• Task data:
-*-*-

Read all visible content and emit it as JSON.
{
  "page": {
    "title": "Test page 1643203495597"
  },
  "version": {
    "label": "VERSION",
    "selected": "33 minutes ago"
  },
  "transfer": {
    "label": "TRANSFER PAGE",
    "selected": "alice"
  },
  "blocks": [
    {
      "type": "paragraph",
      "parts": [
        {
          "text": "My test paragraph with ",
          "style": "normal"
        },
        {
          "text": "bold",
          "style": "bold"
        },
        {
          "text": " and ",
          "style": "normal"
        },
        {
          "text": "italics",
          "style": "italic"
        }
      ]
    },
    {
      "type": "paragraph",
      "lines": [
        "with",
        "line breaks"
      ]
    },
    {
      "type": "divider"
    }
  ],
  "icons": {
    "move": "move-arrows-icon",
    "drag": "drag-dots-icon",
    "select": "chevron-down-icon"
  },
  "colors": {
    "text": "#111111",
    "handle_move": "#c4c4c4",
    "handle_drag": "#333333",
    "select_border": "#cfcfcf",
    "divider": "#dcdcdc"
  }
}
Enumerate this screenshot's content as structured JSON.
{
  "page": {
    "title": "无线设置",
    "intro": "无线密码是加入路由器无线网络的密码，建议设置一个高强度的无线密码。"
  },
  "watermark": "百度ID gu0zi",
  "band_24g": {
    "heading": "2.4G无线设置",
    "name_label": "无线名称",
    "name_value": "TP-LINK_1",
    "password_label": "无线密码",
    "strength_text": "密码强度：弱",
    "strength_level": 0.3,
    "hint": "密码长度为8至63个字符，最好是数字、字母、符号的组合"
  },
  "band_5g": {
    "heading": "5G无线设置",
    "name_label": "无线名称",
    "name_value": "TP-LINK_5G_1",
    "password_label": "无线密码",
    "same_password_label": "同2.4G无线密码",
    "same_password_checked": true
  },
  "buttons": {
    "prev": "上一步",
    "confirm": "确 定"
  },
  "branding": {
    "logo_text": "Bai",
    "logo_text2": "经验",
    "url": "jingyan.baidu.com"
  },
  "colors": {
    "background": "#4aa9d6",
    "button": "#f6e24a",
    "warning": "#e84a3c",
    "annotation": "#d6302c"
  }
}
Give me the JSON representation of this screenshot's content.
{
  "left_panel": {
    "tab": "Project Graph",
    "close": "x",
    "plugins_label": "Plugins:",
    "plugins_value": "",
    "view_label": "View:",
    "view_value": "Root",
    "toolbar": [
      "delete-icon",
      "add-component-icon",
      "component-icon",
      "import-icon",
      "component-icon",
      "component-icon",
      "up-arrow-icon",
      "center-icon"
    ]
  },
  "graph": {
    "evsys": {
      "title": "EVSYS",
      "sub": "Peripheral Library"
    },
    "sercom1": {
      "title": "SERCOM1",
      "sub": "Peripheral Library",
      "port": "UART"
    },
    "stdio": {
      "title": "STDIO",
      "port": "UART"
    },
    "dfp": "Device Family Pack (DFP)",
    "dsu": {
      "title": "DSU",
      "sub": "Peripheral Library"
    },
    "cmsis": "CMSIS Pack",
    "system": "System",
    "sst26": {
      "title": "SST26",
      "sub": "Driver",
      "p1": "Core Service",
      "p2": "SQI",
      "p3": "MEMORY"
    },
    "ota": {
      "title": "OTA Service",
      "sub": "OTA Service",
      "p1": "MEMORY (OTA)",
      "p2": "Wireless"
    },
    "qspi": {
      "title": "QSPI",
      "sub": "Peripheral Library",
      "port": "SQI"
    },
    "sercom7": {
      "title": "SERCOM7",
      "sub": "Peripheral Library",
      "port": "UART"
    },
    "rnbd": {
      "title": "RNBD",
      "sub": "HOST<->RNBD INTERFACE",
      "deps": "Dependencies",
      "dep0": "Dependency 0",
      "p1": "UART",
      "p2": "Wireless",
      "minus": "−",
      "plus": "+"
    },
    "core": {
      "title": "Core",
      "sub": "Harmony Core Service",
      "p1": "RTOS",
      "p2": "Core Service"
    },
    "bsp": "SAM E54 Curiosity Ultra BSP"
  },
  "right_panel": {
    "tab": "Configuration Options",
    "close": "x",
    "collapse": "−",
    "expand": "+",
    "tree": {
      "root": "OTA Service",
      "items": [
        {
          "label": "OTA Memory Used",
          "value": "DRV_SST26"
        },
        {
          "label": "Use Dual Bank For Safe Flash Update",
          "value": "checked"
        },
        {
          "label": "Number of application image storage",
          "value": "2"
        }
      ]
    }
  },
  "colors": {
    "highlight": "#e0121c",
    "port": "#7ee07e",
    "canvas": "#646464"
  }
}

-*-*-

Extract the full set of entries word for word.

• The output:
Read all visible content and emit it as JSON.
{
  "page": {
    "title": "Test page 1643203495597"
  },
  "version": {
    "label": "VERSION",
    "selected": "33 minutes ago"
  },
  "transfer": {
    "label": "TRANSFER PAGE",
    "selected": "alice"
  },
  "blocks": [
    {
      "type": "paragraph",
      "parts": [
        {
          "text": "My test paragraph with ",
          "style": "normal"
        },
        {
          "text": "bold",
          "style": "bold"
        },
        {
          "text": " and ",
          "style": "normal"
        },
        {
          "text": "italics",
          "style": "italic"
        }
      ]
    },
    {
      "type": "paragraph",
      "lines": [
        "with",
        "line breaks"
      ]
    },
    {
      "type": "divider"
    }
  ],
  "icons": {
    "move": "move-arrows-icon",
    "drag": "drag-dots-icon",
    "select": "chevron-down-icon"
  },
  "colors": {
    "text": "#111111",
    "handle_move": "#c4c4c4",
    "handle_drag": "#333333",
    "select_border": "#cfcfcf",
    "divider": "#dcdcdc"
  }
}
Enumerate this screenshot's content as structured JSON.
{
  "page": {
    "title": "无线设置",
    "intro": "无线密码是加入路由器无线网络的密码，建议设置一个高强度的无线密码。"
  },
  "watermark": "百度ID gu0zi",
  "band_24g": {
    "heading": "2.4G无线设置",
    "name_label": "无线名称",
    "name_value": "TP-LINK_1",
    "password_label": "无线密码",
    "strength_text": "密码强度：弱",
    "strength_level": 0.3,
    "hint": "密码长度为8至63个字符，最好是数字、字母、符号的组合"
  },
  "band_5g": {
    "heading": "5G无线设置",
    "name_label": "无线名称",
    "name_value": "TP-LINK_5G_1",
    "password_label": "无线密码",
    "same_password_label": "同2.4G无线密码",
    "same_password_checked": true
  },
  "buttons": {
    "prev": "上一步",
    "confirm": "确 定"
  },
  "branding": {
    "logo_text": "Bai",
    "logo_text2": "经验",
    "url": "jingyan.baidu.com"
  },
  "colors": {
    "background": "#4aa9d6",
    "button": "#f6e24a",
    "warning": "#e84a3c",
    "annotation": "#d6302c"
  }
}
Give me the JSON representation of this screenshot's content.
{
  "left_panel": {
    "tab": "Project Graph",
    "close": "x",
    "plugins_label": "Plugins:",
    "plugins_value": "",
    "view_label": "View:",
    "view_value": "Root",
    "toolbar": [
      "delete-icon",
      "add-component-icon",
      "component-icon",
      "import-icon",
      "component-icon",
      "component-icon",
      "up-arrow-icon",
      "center-icon"
    ]
  },
  "graph": {
    "evsys": {
      "title": "EVSYS",
      "sub": "Peripheral Library"
    },
    "sercom1": {
      "title": "SERCOM1",
      "sub": "Peripheral Library",
      "port": "UART"
    },
    "stdio": {
      "title": "STDIO",
      "port": "UART"
    },
    "dfp": "Device Family Pack (DFP)",
    "dsu": {
      "title": "DSU",
      "sub": "Peripheral Library"
    },
    "cmsis": "CMSIS Pack",
    "system": "System",
    "sst26": {
      "title": "SST26",
      "sub": "Driver",
      "p1": "Core Service",
      "p2": "SQI",
      "p3": "MEMORY"
    },
    "ota": {
      "title": "OTA Service",
      "sub": "OTA Service",
      "p1": "MEMORY (OTA)",
      "p2": "Wireless"
    },
    "qspi": {
      "title": "QSPI",
      "sub": "Peripheral Library",
      "port": "SQI"
    },
    "sercom7": {
      "title": "SERCOM7",
      "sub": "Peripheral Library",
      "port": "UART"
    },
    "rnbd": {
      "title": "RNBD",
      "sub": "HOST<->RNBD INTERFACE",
      "deps": "Dependencies",
      "dep0": "Dependency 0",
      "p1": "UART",
      "p2": "Wireless",
      "minus": "−",
      "plus": "+"
    },
    "core": {
      "title": "Core",
      "sub": "Harmony Core Service",
      "p1": "RTOS",
      "p2": "Core Service"
    },
    "bsp": "SAM E54 Curiosity Ultra BSP"
  },
  "right_panel": {
    "tab": "Configuration Options",
    "close": "x",
    "collapse": "−",
    "expand": "+",
    "tree": {
      "root": "OTA Service",
      "items": [
        {
          "label": "OTA Memory Used",
          "value": "DRV_SST26"
        },
        {
          "label": "Use Dual Bank For Safe Flash Update",
          "value": "checked"
        },
        {
          "label": "Number of application image storage",
          "value": "2"
        }
      ]
    }
  },
  "colors": {
    "highlight": "#e0121c",
    "port": "#7ee07e",
    "canvas": "#646464"
  }
}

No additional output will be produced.